### DIRECTIVE
Would you output the whole listing below, exactly as it reads?

### DATASET ROWS
──────
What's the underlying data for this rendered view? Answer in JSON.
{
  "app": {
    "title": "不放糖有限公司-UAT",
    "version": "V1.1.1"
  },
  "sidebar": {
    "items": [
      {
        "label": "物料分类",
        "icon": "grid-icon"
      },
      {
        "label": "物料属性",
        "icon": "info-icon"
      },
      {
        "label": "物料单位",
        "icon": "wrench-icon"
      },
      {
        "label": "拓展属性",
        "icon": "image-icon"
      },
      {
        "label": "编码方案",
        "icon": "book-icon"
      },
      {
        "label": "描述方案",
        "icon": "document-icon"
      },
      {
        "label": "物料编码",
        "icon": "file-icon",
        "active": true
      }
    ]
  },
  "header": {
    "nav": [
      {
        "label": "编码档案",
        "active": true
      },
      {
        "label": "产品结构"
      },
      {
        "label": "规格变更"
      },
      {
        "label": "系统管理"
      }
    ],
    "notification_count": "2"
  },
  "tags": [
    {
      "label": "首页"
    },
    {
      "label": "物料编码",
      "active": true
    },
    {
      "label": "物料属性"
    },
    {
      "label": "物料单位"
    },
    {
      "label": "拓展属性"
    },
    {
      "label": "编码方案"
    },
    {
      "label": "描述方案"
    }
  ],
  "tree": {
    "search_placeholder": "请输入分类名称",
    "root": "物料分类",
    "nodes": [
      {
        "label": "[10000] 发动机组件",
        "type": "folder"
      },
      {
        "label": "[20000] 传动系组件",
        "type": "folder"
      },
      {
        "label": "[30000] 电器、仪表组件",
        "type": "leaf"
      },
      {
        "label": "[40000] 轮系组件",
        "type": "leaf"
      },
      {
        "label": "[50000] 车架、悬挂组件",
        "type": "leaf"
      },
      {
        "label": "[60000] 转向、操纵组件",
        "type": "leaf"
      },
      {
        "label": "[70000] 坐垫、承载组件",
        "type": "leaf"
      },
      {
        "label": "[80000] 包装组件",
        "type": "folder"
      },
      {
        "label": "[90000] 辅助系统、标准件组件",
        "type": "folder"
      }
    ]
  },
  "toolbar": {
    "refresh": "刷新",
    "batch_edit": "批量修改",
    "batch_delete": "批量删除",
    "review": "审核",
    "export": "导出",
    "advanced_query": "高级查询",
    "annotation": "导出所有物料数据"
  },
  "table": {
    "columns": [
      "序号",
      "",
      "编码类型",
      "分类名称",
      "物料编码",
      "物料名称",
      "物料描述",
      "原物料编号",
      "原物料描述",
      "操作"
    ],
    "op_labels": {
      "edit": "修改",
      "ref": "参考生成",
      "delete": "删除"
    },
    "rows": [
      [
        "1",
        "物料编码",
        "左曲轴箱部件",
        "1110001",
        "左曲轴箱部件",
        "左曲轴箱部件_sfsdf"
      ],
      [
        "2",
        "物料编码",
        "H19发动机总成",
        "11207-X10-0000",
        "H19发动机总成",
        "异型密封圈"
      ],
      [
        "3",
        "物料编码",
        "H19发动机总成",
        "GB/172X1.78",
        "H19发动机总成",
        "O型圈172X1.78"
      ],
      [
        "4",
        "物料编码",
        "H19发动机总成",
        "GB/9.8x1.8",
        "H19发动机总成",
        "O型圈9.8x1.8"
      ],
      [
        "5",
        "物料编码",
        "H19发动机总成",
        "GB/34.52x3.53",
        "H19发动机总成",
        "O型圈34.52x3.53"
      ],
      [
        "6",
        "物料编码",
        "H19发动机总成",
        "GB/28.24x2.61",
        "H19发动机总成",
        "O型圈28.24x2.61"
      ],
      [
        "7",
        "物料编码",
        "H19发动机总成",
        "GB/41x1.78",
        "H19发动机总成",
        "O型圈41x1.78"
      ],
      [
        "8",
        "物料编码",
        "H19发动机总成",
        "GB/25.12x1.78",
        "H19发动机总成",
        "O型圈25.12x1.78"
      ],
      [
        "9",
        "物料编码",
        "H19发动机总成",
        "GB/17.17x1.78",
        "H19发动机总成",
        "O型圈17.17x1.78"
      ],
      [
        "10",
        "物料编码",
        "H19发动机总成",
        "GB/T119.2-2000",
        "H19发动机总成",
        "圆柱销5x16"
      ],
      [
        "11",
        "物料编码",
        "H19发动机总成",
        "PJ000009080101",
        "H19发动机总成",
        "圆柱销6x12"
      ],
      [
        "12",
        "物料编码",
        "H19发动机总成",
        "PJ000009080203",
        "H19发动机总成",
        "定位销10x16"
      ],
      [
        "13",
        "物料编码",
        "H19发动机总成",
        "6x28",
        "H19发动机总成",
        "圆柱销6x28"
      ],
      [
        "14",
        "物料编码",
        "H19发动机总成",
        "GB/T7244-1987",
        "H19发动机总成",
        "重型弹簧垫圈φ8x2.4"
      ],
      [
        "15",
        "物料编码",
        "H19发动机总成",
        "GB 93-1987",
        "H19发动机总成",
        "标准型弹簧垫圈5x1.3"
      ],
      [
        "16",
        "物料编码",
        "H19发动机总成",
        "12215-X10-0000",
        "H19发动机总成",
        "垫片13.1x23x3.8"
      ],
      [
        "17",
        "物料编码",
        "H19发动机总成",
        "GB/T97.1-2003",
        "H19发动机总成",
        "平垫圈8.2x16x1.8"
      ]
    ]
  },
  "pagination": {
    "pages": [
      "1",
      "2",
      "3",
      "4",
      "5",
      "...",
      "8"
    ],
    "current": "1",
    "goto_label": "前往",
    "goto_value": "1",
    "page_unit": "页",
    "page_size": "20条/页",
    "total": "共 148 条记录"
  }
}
──────
### FINAL RESULT
What's the underlying data for this rendered view? Answer in JSON.
{
  "app": {
    "title": "不放糖有限公司-UAT",
    "version": "V1.1.1"
  },
  "sidebar": {
    "items": [
      {
        "label": "物料分类",
        "icon": "grid-icon"
      },
      {
        "label": "物料属性",
        "icon": "info-icon"
      },
      {
        "label": "物料单位",
        "icon": "wrench-icon"
      },
      {
        "label": "拓展属性",
        "icon": "image-icon"
      },
      {
        "label": "编码方案",
        "icon": "book-icon"
      },
      {
        "label": "描述方案",
        "icon": "document-icon"
      },
      {
        "label": "物料编码",
        "icon": "file-icon",
        "active": true
      }
    ]
  },
  "header": {
    "nav": [
      {
        "label": "编码档案",
        "active": true
      },
      {
        "label": "产品结构"
      },
      {
        "label": "规格变更"
      },
      {
        "label": "系统管理"
      }
    ],
    "notification_count": "2"
  },
  "tags": [
    {
      "label": "首页"
    },
    {
      "label": "物料编码",
      "active": true
    },
    {
      "label": "物料属性"
    },
    {
      "label": "物料单位"
    },
    {
      "label": "拓展属性"
    },
    {
      "label": "编码方案"
    },
    {
      "label": "描述方案"
    }
  ],
  "tree": {
    "search_placeholder": "请输入分类名称",
    "root": "物料分类",
    "nodes": [
      {
        "label": "[10000] 发动机组件",
        "type": "folder"
      },
      {
        "label": "[20000] 传动系组件",
        "type": "folder"
      },
      {
        "label": "[30000] 电器、仪表组件",
        "type": "leaf"
      },
      {
        "label": "[40000] 轮系组件",
        "type": "leaf"
      },
      {
        "label": "[50000] 车架、悬挂组件",
        "type": "leaf"
      },
      {
        "label": "[60000] 转向、操纵组件",
        "type": "leaf"
      },
      {
        "label": "[70000] 坐垫、承载组件",
        "type": "leaf"
      },
      {
        "label": "[80000] 包装组件",
        "type": "folder"
      },
      {
        "label": "[90000] 辅助系统、标准件组件",
        "type": "folder"
      }
    ]
  },
  "toolbar": {
    "refresh": "刷新",
    "batch_edit": "批量修改",
    "batch_delete": "批量删除",
    "review": "审核",
    "export": "导出",
    "advanced_query": "高级查询",
    "annotation": "导出所有物料数据"
  },
  "table": {
    "columns": [
      "序号",
      "",
      "编码类型",
      "分类名称",
      "物料编码",
      "物料名称",
      "物料描述",
      "原物料编号",
      "原物料描述",
      "操作"
    ],
    "op_labels": {
      "edit": "修改",
      "ref": "参考生成",
      "delete": "删除"
    },
    "rows": [
      [
        "1",
        "物料编码",
        "左曲轴箱部件",
        "1110001",
        "左曲轴箱部件",
        "左曲轴箱部件_sfsdf"
      ],
      [
        "2",
        "物料编码",
        "H19发动机总成",
        "11207-X10-0000",
        "H19发动机总成",
        "异型密封圈"
      ],
      [
        "3",
        "物料编码",
        "H19发动机总成",
        "GB/172X1.78",
        "H19发动机总成",
        "O型圈172X1.78"
      ],
      [
        "4",
        "物料编码",
        "H19发动机总成",
        "GB/9.8x1.8",
        "H19发动机总成",
        "O型圈9.8x1.8"
      ],
      [
        "5",
        "物料编码",
        "H19发动机总成",
        "GB/34.52x3.53",
        "H19发动机总成",
        "O型圈34.52x3.53"
      ],
      [
        "6",
        "物料编码",
        "H19发动机总成",
        "GB/28.24x2.61",
        "H19发动机总成",
        "O型圈28.24x2.61"
      ],
      [
        "7",
        "物料编码",
        "H19发动机总成",
        "GB/41x1.78",
        "H19发动机总成",
        "O型圈41x1.78"
      ],
      [
        "8",
        "物料编码",
        "H19发动机总成",
        "GB/25.12x1.78",
        "H19发动机总成",
        "O型圈25.12x1.78"
      ],
      [
        "9",
        "物料编码",
        "H19发动机总成",
        "GB/17.17x1.78",
        "H19发动机总成",
        "O型圈17.17x1.78"
      ],
      [
        "10",
        "物料编码",
        "H19发动机总成",
        "GB/T119.2-2000",
        "H19发动机总成",
        "圆柱销5x16"
      ],
      [
        "11",
        "物料编码",
        "H19发动机总成",
        "PJ000009080101",
        "H19发动机总成",
        "圆柱销6x12"
      ],
      [
        "12",
        "物料编码",
        "H19发动机总成",
        "PJ000009080203",
        "H19发动机总成",
        "定位销10x16"
      ],
      [
        "13",
        "物料编码",
        "H19发动机总成",
        "6x28",
        "H19发动机总成",
        "圆柱销6x28"
      ],
      [
        "14",
        "物料编码",
        "H19发动机总成",
        "GB/T7244-1987",
        "H19发动机总成",
        "重型弹簧垫圈φ8x2.4"
      ],
      [
        "15",
        "物料编码",
        "H19发动机总成",
        "GB 93-1987",
        "H19发动机总成",
        "标准型弹簧垫圈5x1.3"
      ],
      [
        "16",
        "物料编码",
        "H19发动机总成",
        "12215-X10-0000",
        "H19发动机总成",
        "垫片13.1x23x3.8"
      ],
      [
        "17",
        "物料编码",
        "H19发动机总成",
        "GB/T97.1-2003",
        "H19发动机总成",
        "平垫圈8.2x16x1.8"
      ]
    ]
  },
  "pagination": {
    "pages": [
      "1",
      "2",
      "3",
      "4",
      "5",
      "...",
      "8"
    ],
    "current": "1",
    "goto_label": "前往",
    "goto_value": "1",
    "page_unit": "页",
    "page_size": "20条/页",
    "total": "共 148 条记录"
  }
}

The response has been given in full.